- **EXERCISE OBJECTIVE**
Take every line from the material that has the word "everyone" in it.

Dataset rows
══════

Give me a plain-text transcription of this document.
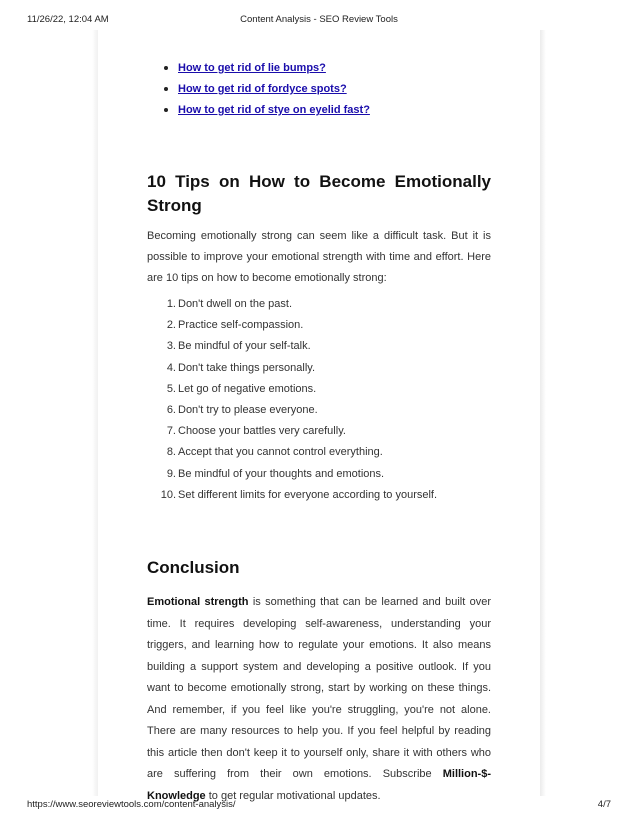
11/26/22, 12:04 AM	Content Analysis - SEO Review Tools
How to get rid of lie bumps?
How to get rid of fordyce spots?
How to get rid of stye on eyelid fast?
10 Tips on How to Become Emotionally
Strong

Becoming emotionally strong can seem like a difficult task. But it is possible to improve your emotional strength with time and effort. Here are 10 tips on how to become emotionally strong:

1. Don't dwell on the past.
2. Practice self-compassion.
3. Be mindful of your self-talk.
4. Don't take things personally.
5. Let go of negative emotions.
6. Don't try to please everyone.
7. Choose your battles very carefully.
8. Accept that you cannot control everything.
9. Be mindful of your thoughts and emotions.
10. Set different limits for everyone according to yourself.
Conclusion

Emotional strength is something that can be learned and built over time. It requires developing self-awareness, understanding your triggers, and learning how to regulate your emotions. It also means building a support system and developing a positive outlook. If you want to become emotionally strong, start by working on these things. And remember, if you feel like you're struggling, you're not alone. There are many resources to help you. If you feel helpful by reading this article then don't keep it to yourself only, share it with others who are suffering from their own emotions. Subscribe Million-$-Knowledge to get regular motivational updates.

https://www.seoreviewtools.com/content-analysis/	4/7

══════

- **ANSWER TO THIS PROBLEM**
6. Don't try to please everyone.
10. Set different limits for everyone according to yourself.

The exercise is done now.